(A run of records)
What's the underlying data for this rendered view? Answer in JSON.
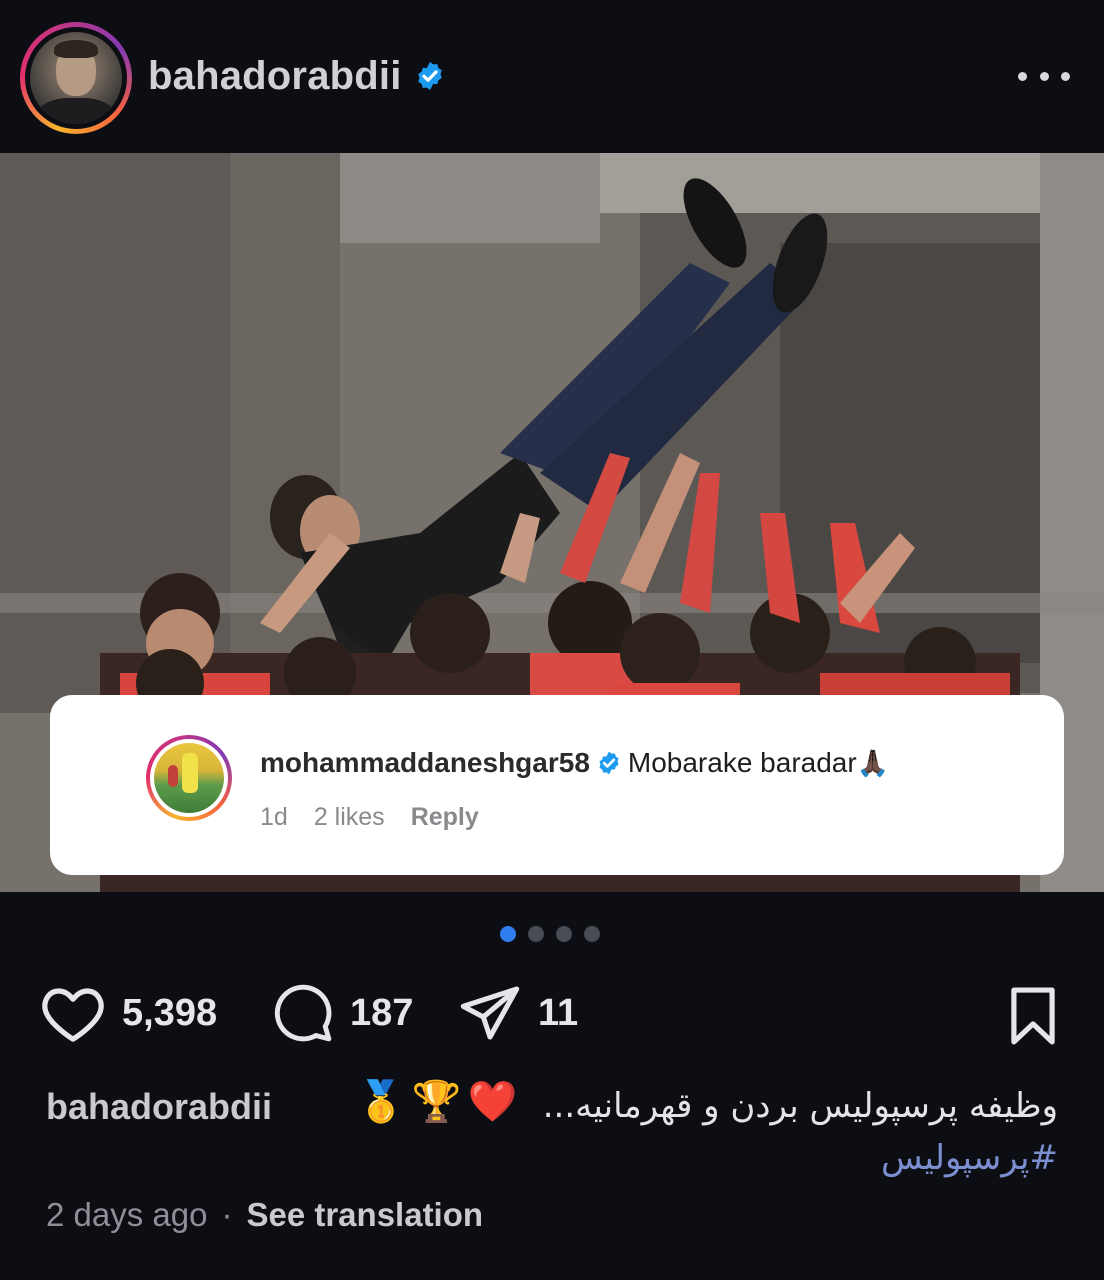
{
  "post": {
    "author": "bahadorabdii",
    "verified": true,
    "more_icon": "more-horizontal-icon"
  },
  "photo": {
    "description_icon": "celebration-photo"
  },
  "comment": {
    "username": "mohammaddaneshgar58",
    "text": "Mobarake baradar",
    "emoji": "🙏🏿",
    "time": "1d",
    "likes": "2 likes",
    "reply_label": "Reply"
  },
  "carousel": {
    "total": 4,
    "active": 1
  },
  "actions": {
    "likes": "5,398",
    "comments": "187",
    "shares": "11"
  },
  "caption": {
    "username": "bahadorabdii",
    "emojis": "🥇🏆❤️",
    "text": "وظیفه پرسپولیس بردن و قهرمانیه...",
    "hashtag": "#پرسپولیس"
  },
  "footer": {
    "time": "2 days ago",
    "separator": "·",
    "translate": "See translation"
  },
  "colors": {
    "background": "#0c0e14",
    "verified": "#1d9bf0",
    "hashtag": "#7b8ed0",
    "dot_active": "#2f7ff0"
  }
}
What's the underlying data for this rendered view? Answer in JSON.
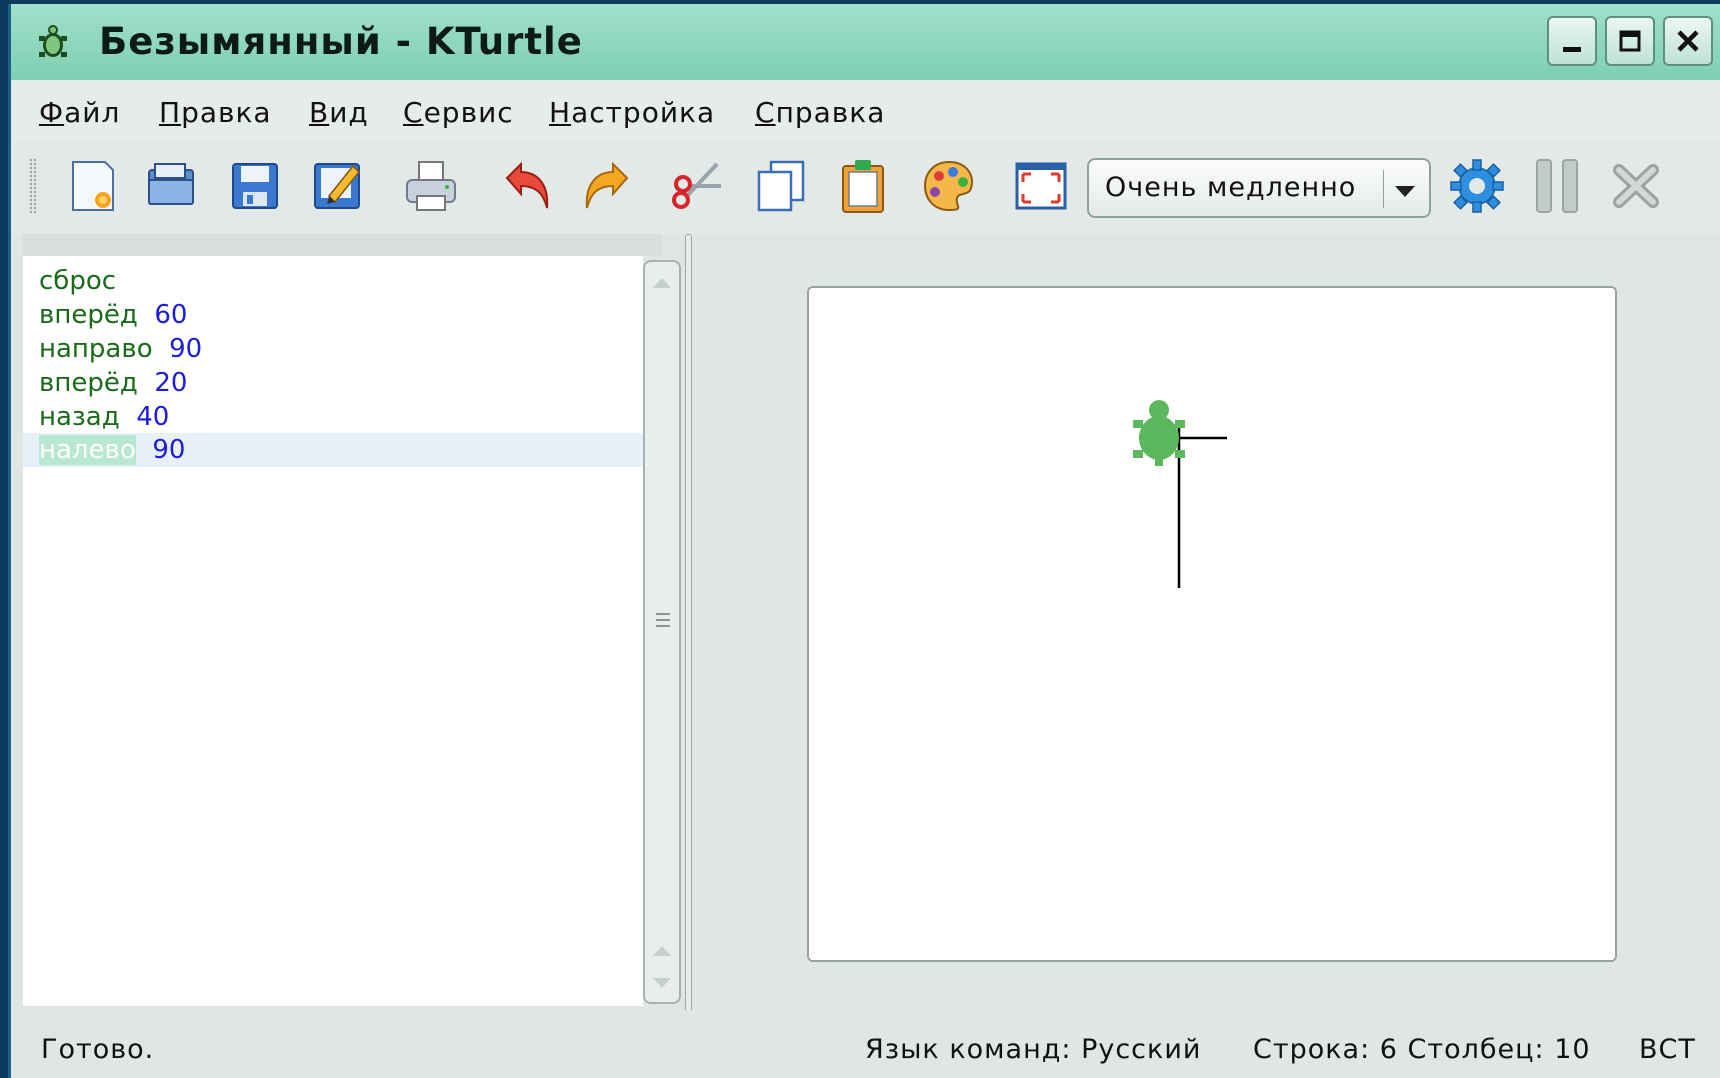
{
  "window": {
    "title": "Безымянный - KTurtle"
  },
  "menu": [
    "Файл",
    "Правка",
    "Вид",
    "Сервис",
    "Настройка",
    "Справка"
  ],
  "toolbar": {
    "icons": [
      "new-file-icon",
      "open-file-icon",
      "save-icon",
      "save-as-icon",
      "print-icon",
      "undo-icon",
      "redo-icon",
      "cut-icon",
      "copy-icon",
      "paste-icon",
      "color-picker-icon",
      "fullscreen-icon"
    ],
    "speed": "Очень медленно",
    "run_icon": "gear-icon",
    "pause_icon": "pause-icon",
    "abort_icon": "abort-icon"
  },
  "editor": {
    "lines": [
      {
        "cmd": "сброс",
        "arg": ""
      },
      {
        "cmd": "вперёд",
        "arg": "60"
      },
      {
        "cmd": "направо",
        "arg": "90"
      },
      {
        "cmd": "вперёд",
        "arg": "20"
      },
      {
        "cmd": "назад",
        "arg": "40"
      },
      {
        "cmd": "налево",
        "arg": "90"
      }
    ],
    "colors": {
      "keyword": "#1a6b1a",
      "number": "#1d1ddb",
      "current_line": "#e8f1f7"
    }
  },
  "status": {
    "message": "Готово.",
    "language": "Язык команд: Русский",
    "position": "Строка: 6 Столбец: 10",
    "mode": "ВСТ"
  },
  "colors": {
    "titlebar": "#8fd8be",
    "turtle": "#5cb85c",
    "background": "#0b3a5e"
  }
}
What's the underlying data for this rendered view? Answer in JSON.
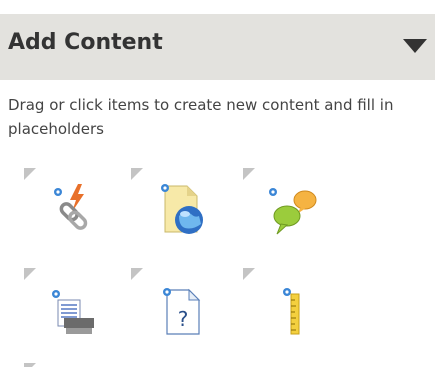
{
  "panel": {
    "title": "Add Content",
    "toggle_icon": "triangle-down-icon",
    "description": "Drag or click items to create new content and fill in placeholders"
  },
  "tiles": [
    {
      "name": "link-tile",
      "icon": "chain-link-lightning-icon"
    },
    {
      "name": "web-page-tile",
      "icon": "globe-document-icon"
    },
    {
      "name": "discussion-tile",
      "icon": "speech-bubbles-icon"
    },
    {
      "name": "printer-tile",
      "icon": "printer-document-icon"
    },
    {
      "name": "question-tile",
      "icon": "question-document-icon"
    },
    {
      "name": "ruler-tile",
      "icon": "ruler-icon"
    },
    {
      "name": "partial-tile",
      "icon": "corner-marker-icon"
    }
  ],
  "colors": {
    "header_bg": "#e3e2de",
    "title_text": "#333333",
    "body_text": "#444444",
    "corner_marker": "#c4c4c4",
    "blue_dot": "#3b86d6"
  }
}
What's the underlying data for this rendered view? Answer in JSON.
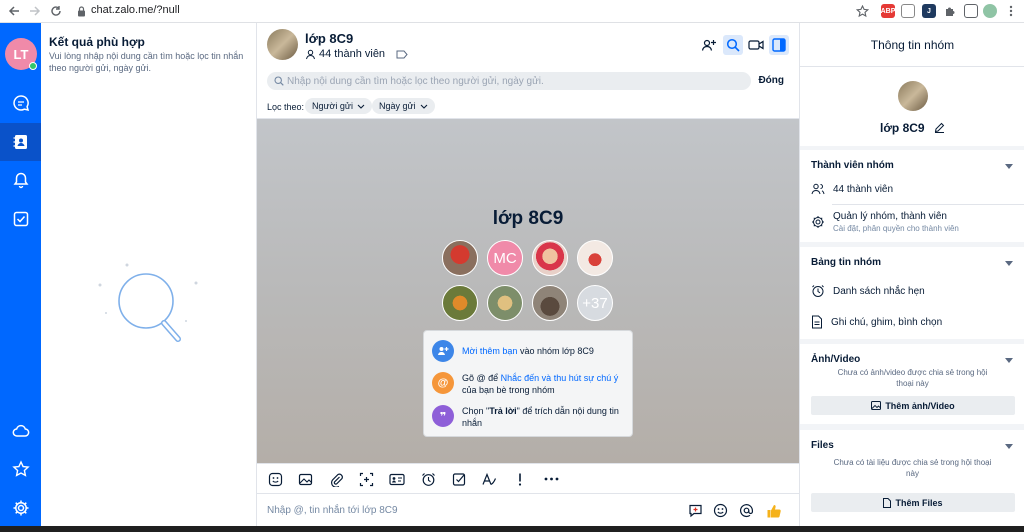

* Requirement: Do not copy the pictures, but repeat every line exactly.

* Final result:
What's the underlying data for this rendered view? Answer in JSON.
{
  "post": {
    "author": "bahadorabdii",
    "verified": true,
    "more_icon": "more-horizontal-icon"
  },
  "photo": {
    "description_icon": "celebration-photo"
  },
  "comment": {
    "username": "mohammaddaneshgar58",
    "text": "Mobarake baradar",
    "emoji": "🙏🏿",
    "time": "1d",
    "likes": "2 likes",
    "reply_label": "Reply"
  },
  "carousel": {
    "total": 4,
    "active": 1
  },
  "actions": {
    "likes": "5,398",
    "comments": "187",
    "shares": "11"
  },
  "caption": {
    "username": "bahadorabdii",
    "emojis": "🥇🏆❤️",
    "text": "وظیفه پرسپولیس بردن و قهرمانیه...",
    "hashtag": "#پرسپولیس"
  },
  "footer": {
    "time": "2 days ago",
    "separator": "·",
    "translate": "See translation"
  },
  "colors": {
    "background": "#0c0e14",
    "verified": "#1d9bf0",
    "hashtag": "#7b8ed0",
    "dot_active": "#2f7ff0"
  }
}
What's the underlying data for this rendered view? Answer in JSON.
{
  "window": {
    "title": "Безымянный - KTurtle"
  },
  "menu": [
    "Файл",
    "Правка",
    "Вид",
    "Сервис",
    "Настройка",
    "Справка"
  ],
  "toolbar": {
    "icons": [
      "new-file-icon",
      "open-file-icon",
      "save-icon",
      "save-as-icon",
      "print-icon",
      "undo-icon",
      "redo-icon",
      "cut-icon",
      "copy-icon",
      "paste-icon",
      "color-picker-icon",
      "fullscreen-icon"
    ],
    "speed": "Очень медленно",
    "run_icon": "gear-icon",
    "pause_icon": "pause-icon",
    "abort_icon": "abort-icon"
  },
  "editor": {
    "lines": [
      {
        "cmd": "сброс",
        "arg": ""
      },
      {
        "cmd": "вперёд",
        "arg": "60"
      },
      {
        "cmd": "направо",
        "arg": "90"
      },
      {
        "cmd": "вперёд",
        "arg": "20"
      },
      {
        "cmd": "назад",
        "arg": "40"
      },
      {
        "cmd": "налево",
        "arg": "90"
      }
    ],
    "colors": {
      "keyword": "#1a6b1a",
      "number": "#1d1ddb",
      "current_line": "#e8f1f7"
    }
  },
  "status": {
    "message": "Готово.",
    "language": "Язык команд: Русский",
    "position": "Строка: 6 Столбец: 10",
    "mode": "ВСТ"
  },
  "colors": {
    "titlebar": "#8fd8be",
    "turtle": "#5cb85c",
    "background": "#0b3a5e"
  }
}
What's the underlying data for this rendered view? Answer in JSON.
{
  "panel": {
    "title": "Add Content",
    "toggle_icon": "triangle-down-icon",
    "description": "Drag or click items to create new content and fill in placeholders"
  },
  "tiles": [
    {
      "name": "link-tile",
      "icon": "chain-link-lightning-icon"
    },
    {
      "name": "web-page-tile",
      "icon": "globe-document-icon"
    },
    {
      "name": "discussion-tile",
      "icon": "speech-bubbles-icon"
    },
    {
      "name": "printer-tile",
      "icon": "printer-document-icon"
    },
    {
      "name": "question-tile",
      "icon": "question-document-icon"
    },
    {
      "name": "ruler-tile",
      "icon": "ruler-icon"
    },
    {
      "name": "partial-tile",
      "icon": "corner-marker-icon"
    }
  ],
  "colors": {
    "header_bg": "#e3e2de",
    "title_text": "#333333",
    "body_text": "#444444",
    "corner_marker": "#c4c4c4",
    "blue_dot": "#3b86d6"
  }
}
What's the underlying data for this rendered view? Answer in JSON.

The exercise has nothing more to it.